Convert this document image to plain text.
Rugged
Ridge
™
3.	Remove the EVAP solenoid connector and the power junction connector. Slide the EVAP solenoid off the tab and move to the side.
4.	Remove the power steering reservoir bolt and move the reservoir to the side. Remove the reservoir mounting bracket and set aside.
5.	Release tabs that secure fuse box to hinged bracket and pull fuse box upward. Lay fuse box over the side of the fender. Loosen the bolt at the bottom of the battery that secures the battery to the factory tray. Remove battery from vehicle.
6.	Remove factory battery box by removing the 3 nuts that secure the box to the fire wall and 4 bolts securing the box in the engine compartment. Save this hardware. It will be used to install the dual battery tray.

------------------------------------------------------------------------

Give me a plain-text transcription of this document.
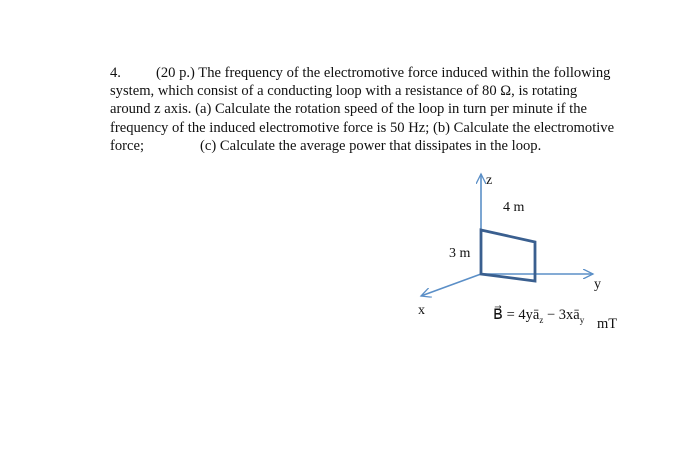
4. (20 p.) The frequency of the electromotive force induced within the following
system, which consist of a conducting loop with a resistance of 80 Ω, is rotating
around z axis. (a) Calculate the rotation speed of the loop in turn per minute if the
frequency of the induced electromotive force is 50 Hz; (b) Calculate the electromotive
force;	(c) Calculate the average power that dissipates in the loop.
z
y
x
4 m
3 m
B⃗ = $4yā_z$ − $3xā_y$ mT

------------------------------------------------------------------------

> _Written task_: Copy whichever lines in the listing above contain the word "force".

> _Right answer_:
4. (20 p.) The frequency of the electromotive force induced within the following
frequency of the induced electromotive force is 50 Hz; (b) Calculate the electromotive
force;	(c) Calculate the average power that dissipates in the loop.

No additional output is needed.